- **本文抜粋**:

◇ ◇ ◇ ◇ ◇

第25話 連署状を見ると、光秀の出世がわかる?
前回三好勢と頑張って戦った光秀ですが、少し偉くなったりしましたか?
具体的に昇進したという記述は史料に見つかりません。しかしどうやら出世した様子がうかがえる史料が残っています。
本当ですか!?知りたいです!
それを知るにはキーワードとなる事柄が2つあります。
なんですか?
それは「殿中御掟」と「連署状」です。
でんちゅうおんおきて?れんしょじょう?
そうです。ではまず「殿中御掟」の説明から。殿中御掟とは、永禄12年1月14日に織田信長が定めた幕府の役人の勤務形態を定めていた掟です。
掟って決まり事ってことですよね?幕府の役人の決まり事を織田信長が決めて良いんですか?
本来であれば、いち武将の織田信長が幕府の役人の掟を決めるのは考えにくいです。しかし、上洛に際し信頼を置いていたこと本圀寺の戦いがあったこともあり足利義昭もこの掟を承認したものと思われます。
殿中御掟はどんな内容だったんですか?
九ヶ条からなるものですが、その中で注目したいのは「陪臣が殿中に上がることは当番衆が阻止しなければならない」「御足軽・猿楽師は将軍の命令を受けてから参内すること」というところです。
陪臣って何ですか?
直接の家臣ではなく、家臣の家臣のことを陪臣と言います。直接の家臣のことは直臣などと呼びます。

◇ ◇ ◇ ◇ ◇

- **実施課題**:
1) 本文抜粋によれば、殿中御掟はいつ、誰によって定められたものですか。
2) 殿中御掟を扱った本文抜粋を、最後の文の後から続けてください。

◇ ◇ ◇ ◇ ◇

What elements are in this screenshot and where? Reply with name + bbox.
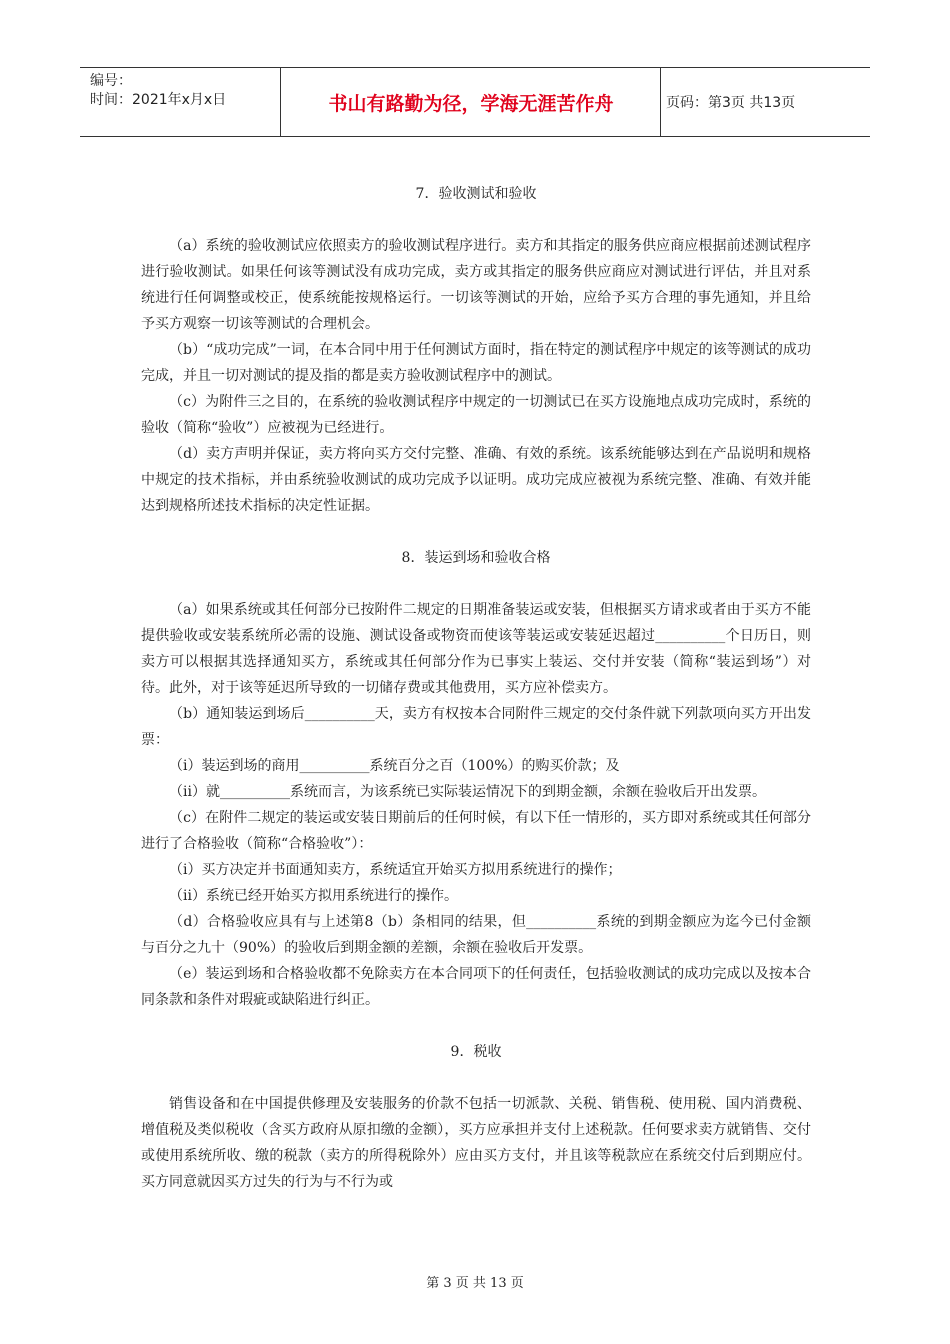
paragraph: （b）通知装运到场后__________天，卖方有权按本合同附件三规定的交付条件就下列款项向买方开出发票： bbox=[141, 706, 811, 748]
paragraph: （c）在附件二规定的装运或安装日期前后的任何时候，有以下任一情形的，买方即对系统或其任何部分进行了合格验收（简称“合格验收”）： bbox=[141, 810, 811, 852]
paragraph: （ii）系统已经开始买方拟用系统进行的操作。 bbox=[169, 888, 458, 904]
paragraph: （d）卖方声明并保证，卖方将向买方交付完整、准确、有效的系统。该系统能够达到在产品说明和规格中规定的技术指标，并由系统验收测试的成功完成予以证明。成功完成应被视为系统完整、准确、有效并能达到规格所述技术指标的决定性证据。 bbox=[141, 446, 811, 514]
paragraph: （i）装运到场的商用__________系统百分之百（100%）的购买价款；及 bbox=[169, 758, 620, 774]
header-page-info: 页码：第3页 共13页 bbox=[666, 95, 796, 111]
paragraph: （b）“成功完成”一词，在本合同中用于任何测试方面时，指在特定的测试程序中规定的该等测试的成功完成，并且一切对测试的提及指的都是卖方验收测试程序中的测试。 bbox=[141, 342, 811, 384]
paragraph: 销售设备和在中国提供修理及安装服务的价款不包括一切派款、关税、销售税、使用税、国内消费税、增值税及类似税收（含买方政府从原扣缴的金额），买方应承担并支付上述税款。任何要求卖方就销售、交付或使用系统所收、缴的税款（卖方的所得税除外）应由买方支付，并且该等税款应在系统交付后到期应付。买方同意就因买方过失的行为与不行为或 bbox=[141, 1096, 811, 1190]
paragraph: （i）买方决定并书面通知卖方，系统适宜开始买方拟用系统进行的操作； bbox=[169, 862, 622, 878]
section-heading: 9．税收 bbox=[450, 1044, 502, 1060]
header-meta bbox=[90, 72, 280, 110]
header-motto: 书山有路勤为径，学海无涯苦作舟 bbox=[328, 92, 614, 115]
section-9 bbox=[141, 1039, 811, 1195]
section-heading: 7．验收测试和验收 bbox=[415, 186, 537, 202]
page-header bbox=[80, 67, 870, 137]
document-number-label: 编号： bbox=[90, 73, 132, 89]
paragraph: （c）为附件三之目的，在系统的验收测试程序中规定的一切测试已在买方设施地点成功完成时，系统的验收（简称“验收”）应被视为已经进行。 bbox=[141, 394, 811, 436]
paragraph: （d）合格验收应具有与上述第8（b）条相同的结果，但__________系统的到期金额应为迄今已付金额与百分之九十（90%）的验收后到期金额的差额，余额在验收后开发票。 bbox=[141, 914, 811, 956]
paragraph: （a）如果系统或其任何部分已按附件二规定的日期准备装运或安装，但根据买方请求或者由于买方不能提供验收或安装系统所必需的设施、测试设备或物资而使该等装运或安装延迟超过__________个日历日，则卖方可以根据其选择通知买方，系统或其任何部分作为已事实上装运、交付并安装（简称“装运到场”）对待。此外，对于该等延迟所导致的一切储存费或其他费用，买方应补偿卖方。 bbox=[141, 602, 811, 696]
paragraph: （a）系统的验收测试应依照卖方的验收测试程序进行。卖方和其指定的服务供应商应根据前述测试程序进行验收测试。如果任何该等测试没有成功完成，卖方或其指定的服务供应商应对测试进行评估，并且对系统进行任何调整或校正，使系统能按规格运行。一切该等测试的开始，应给予买方合理的事先通知，并且给予买方观察一切该等测试的合理机会。 bbox=[141, 238, 811, 332]
document-time: 时间：2021年x月x日 bbox=[90, 92, 227, 108]
section-7 bbox=[141, 181, 811, 519]
header-divider bbox=[660, 68, 661, 136]
section-8 bbox=[141, 545, 811, 1013]
section-heading: 8．装运到场和验收合格 bbox=[401, 550, 551, 566]
page-footer: 第 3 页 共 13 页 bbox=[426, 1276, 524, 1291]
header-divider bbox=[280, 68, 281, 136]
paragraph: （e）装运到场和合格验收都不免除卖方在本合同项下的任何责任，包括验收测试的成功完成以及按本合同条款和条件对瑕疵或缺陷进行纠正。 bbox=[141, 966, 811, 1008]
document-body bbox=[141, 181, 811, 1195]
paragraph: （ii）就__________系统而言，为该系统已实际装运情况下的到期金额，余额在验收后开出发票。 bbox=[169, 784, 766, 800]
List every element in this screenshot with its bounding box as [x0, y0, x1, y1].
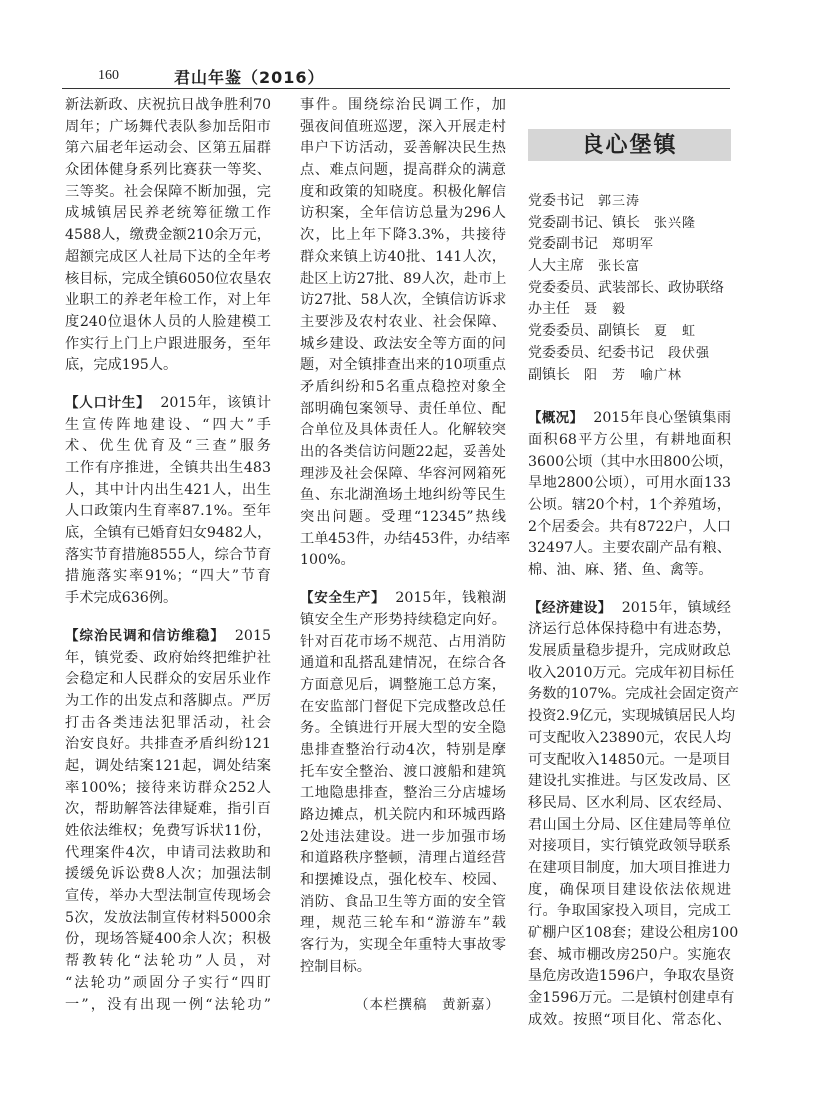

◇ ◇ ◇ ◇ ◇

- **回答一覧**:
1) 永禄12年1月14日に、織田信長によって定められました。

2)
直接の家臣しか近くに行けなくなったということですね?でもそれが光秀に関係あるんですか?
ロイスフロイスの「日本史」には光秀について「信長の治世の初期には公方方の邸の一貴人兵部大輔と称する人に奉仕していた」とあります。兵部大輔とは細川藤孝のことなので光秀は足利義昭の家臣の細川藤孝の家臣すなわち陪臣であり、本圀寺の戦いで「信長公記」に記されたときは足軽だったと言うことは・・・
このとき光秀は陪臣でかつ足軽だった!ということは足利義昭の居るお屋敷の中に命令なく入れなくなってしまった?
そうです。ここでもう一つ見て欲しいのは永禄12年4月16日から18日にかけて6通発行されている「連署状」です。
2個目のキーワードですね!連署状ってなんですか?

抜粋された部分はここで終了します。